* **WORK TO COMPLETE**: Go through the listing beneath this task and return every line that carries the string "name".

* **RECORDS PROVIDED**:
•••••

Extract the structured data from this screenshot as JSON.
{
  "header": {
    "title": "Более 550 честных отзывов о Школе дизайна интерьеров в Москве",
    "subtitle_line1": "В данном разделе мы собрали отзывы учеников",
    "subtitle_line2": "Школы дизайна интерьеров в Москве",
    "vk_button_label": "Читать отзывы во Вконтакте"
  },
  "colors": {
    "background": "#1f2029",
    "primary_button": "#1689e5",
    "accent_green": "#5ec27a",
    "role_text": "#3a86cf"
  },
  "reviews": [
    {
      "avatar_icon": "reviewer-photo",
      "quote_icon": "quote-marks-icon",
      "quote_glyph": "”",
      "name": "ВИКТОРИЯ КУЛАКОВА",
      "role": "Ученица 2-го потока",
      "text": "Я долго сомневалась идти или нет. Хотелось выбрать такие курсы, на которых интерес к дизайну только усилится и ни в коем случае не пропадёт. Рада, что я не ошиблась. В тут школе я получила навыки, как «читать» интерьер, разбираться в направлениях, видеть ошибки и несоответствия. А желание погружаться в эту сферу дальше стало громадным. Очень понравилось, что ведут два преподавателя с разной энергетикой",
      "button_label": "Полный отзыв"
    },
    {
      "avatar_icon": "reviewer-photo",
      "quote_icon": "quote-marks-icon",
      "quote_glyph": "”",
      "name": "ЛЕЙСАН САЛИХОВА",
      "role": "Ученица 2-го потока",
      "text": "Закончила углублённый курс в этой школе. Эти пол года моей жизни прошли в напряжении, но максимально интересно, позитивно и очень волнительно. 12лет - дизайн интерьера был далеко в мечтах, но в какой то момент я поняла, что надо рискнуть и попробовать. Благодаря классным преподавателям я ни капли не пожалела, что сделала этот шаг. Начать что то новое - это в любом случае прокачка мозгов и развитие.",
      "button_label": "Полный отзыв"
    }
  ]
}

•••••

* **RESULT OF THIS EXERCISE**:
      "name": "ВИКТОРИЯ КУЛАКОВА",
      "name": "ЛЕЙСАН САЛИХОВА",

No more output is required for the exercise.